▶ Enunciado A
Reescreva toda a listagem trocando "element" por "item" e mantendo o restante sem nenhuma alteração.
▶ Enunciado B
Dê prosseguimento à reportagem sobre a posse de Joe Biden e as divergências entre os americanos, a partir do ponto em que ela se encerra.

------ Texto do documento

Cerca de 20 minutos antes da posse do Joe Biden, às 12 horas do horário local, da quarta-feira, 20 de janeiro, quatro homens munidos de alto-falantes e cartazes se posicionaram em frente ao bloqueio na face leste do Capitólio, na principal avenida que leva ao Congresso americano.

Ali, eles falavam sobre suas crenças ao megafone, pregando contra o casamento gay, o aborto, a legalização das drogas e outras pautas associadas ao partido democrata do agora presidente Joe Biden. O volume de sua religiosidade gerou uma reação oposta de igual intensidade. Manifestantes contrários começaram, então, a bater panelas. Sim, o tilintar das panelas também é uma prática usada em protestos em Washington DC.

Embora a tragicomédia da vida real tenha proporções diminutas, é uma pequena amostra dos muitos e grandiosos "desencontros" dos americanos, que divergem mais do que nunca em questões raciais, de gênero, sociais, econômicas e até eleitorais.

"Contem os votos à mão e acabem com essa charada", dizia o cartaz segurado por um americano na face norte do Capitólio, mantendo a cabeça erguida em meio às vaias e críticas que recebia pelo sinal.

Para o rapaz, a narrativa de uma eleição fraudulenta, propagada pelo agora ex-presidente Donald Trump, não é só plausível, como verídica. E o polêmico republicano, alvo de um segundo processo de impeachment, não fez questão de apaziguar os ânimos.

------------
------ Dados do exercício

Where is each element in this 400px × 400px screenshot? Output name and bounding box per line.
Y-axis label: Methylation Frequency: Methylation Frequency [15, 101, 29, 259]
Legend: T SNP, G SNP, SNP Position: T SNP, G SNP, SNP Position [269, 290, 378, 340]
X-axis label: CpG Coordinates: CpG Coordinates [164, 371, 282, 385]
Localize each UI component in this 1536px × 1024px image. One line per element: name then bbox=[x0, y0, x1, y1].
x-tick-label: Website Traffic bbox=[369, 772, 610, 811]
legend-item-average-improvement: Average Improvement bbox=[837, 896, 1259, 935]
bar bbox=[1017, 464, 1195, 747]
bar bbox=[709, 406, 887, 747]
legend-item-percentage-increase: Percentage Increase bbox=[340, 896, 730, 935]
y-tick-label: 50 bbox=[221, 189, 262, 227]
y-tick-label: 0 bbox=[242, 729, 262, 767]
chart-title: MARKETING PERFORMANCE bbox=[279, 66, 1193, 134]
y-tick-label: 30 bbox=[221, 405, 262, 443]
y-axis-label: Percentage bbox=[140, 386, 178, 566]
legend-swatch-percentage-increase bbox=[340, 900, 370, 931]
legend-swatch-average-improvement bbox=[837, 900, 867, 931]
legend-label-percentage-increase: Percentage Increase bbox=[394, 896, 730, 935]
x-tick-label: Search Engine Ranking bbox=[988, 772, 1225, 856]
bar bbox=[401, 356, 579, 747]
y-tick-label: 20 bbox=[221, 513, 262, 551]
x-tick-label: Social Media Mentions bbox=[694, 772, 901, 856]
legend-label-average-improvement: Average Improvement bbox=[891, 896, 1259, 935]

------------

▶ Resposta A
Where is each item in this 400px × 400px screenshot? Output name and bounding box per line.
Y-axis label: Methylation Frequency: Methylation Frequency [15, 101, 29, 259]
Legend: T SNP, G SNP, SNP Position: T SNP, G SNP, SNP Position [269, 290, 378, 340]
X-axis label: CpG Coordinates: CpG Coordinates [164, 371, 282, 385]
Localize each UI component in this 1536px × 1024px image. One line per item: name then bbox=[x0, y0, x1, y1].
x-tick-label: Website Traffic bbox=[369, 772, 610, 811]
legend-item-average-improvement: Average Improvement bbox=[837, 896, 1259, 935]
bar bbox=[1017, 464, 1195, 747]
bar bbox=[709, 406, 887, 747]
legend-item-percentage-increase: Percentage Increase bbox=[340, 896, 730, 935]
y-tick-label: 50 bbox=[221, 189, 262, 227]
y-tick-label: 0 bbox=[242, 729, 262, 767]
chart-title: MARKETING PERFORMANCE bbox=[279, 66, 1193, 134]
y-tick-label: 30 bbox=[221, 405, 262, 443]
y-axis-label: Percentage bbox=[140, 386, 178, 566]
legend-swatch-percentage-increase bbox=[340, 900, 370, 931]
legend-swatch-average-improvement bbox=[837, 900, 867, 931]
legend-label-percentage-increase: Percentage Increase bbox=[394, 896, 730, 935]
x-tick-label: Search Engine Ranking bbox=[988, 772, 1225, 856]
bar bbox=[401, 356, 579, 747]
y-tick-label: 20 bbox=[221, 513, 262, 551]
x-tick-label: Social Media Mentions bbox=[694, 772, 901, 856]
legend-label-average-improvement: Average Improvement bbox=[891, 896, 1259, 935]

▶ Resposta B
Na saída da Casa Branca, pouco depois das 8 horas da manhã do horário de Washington, Trump falou a seus apoiadores de uma base militar. Além de voltar a chamar o novo coronavírus de "vírus chinês", Trump afirmou que vai continuar lutando pelo interesse de seus apoiadores e prometeu. "Nós voltaremos, de uma forma ou outra."

As últimas palavras do mandatário como chefe de estado da nação mais rica do país foram recebidas com fortes aplausos pela pequena multidão, que depois se dispersou pelas ruas da capital, mas certamente não se extinguiu. Ciente dos desafios que vêm com essa rachadura social, Biden fez questão de tocar na ferida logo em seu discurso de posse.

"Juntos, nós devemos escrever uma história americana de esperança, não de medo. De unidade, não de divisão", falou o presidente, que prometeu ainda governar para todos os cidadãos do país e não apenas pelos seus aliados.

Para colocar em prática o seu discurso, Biden dividiu o palco com os ex-presidentes Bill Clinton (1993 - 2001), George W Bush (2001-2009) e Barack Obama (2009-2017). De mãos dadas, democratas e republicanos reforçaram a ideia de união, apesar das diferenças partidárias e políticas, porque, ainda que o jogo democrático saudável acomode uma pluralidade de vozes dissonantes, uma fissura dessa magnitude pode custar caro aos Estados Unidos.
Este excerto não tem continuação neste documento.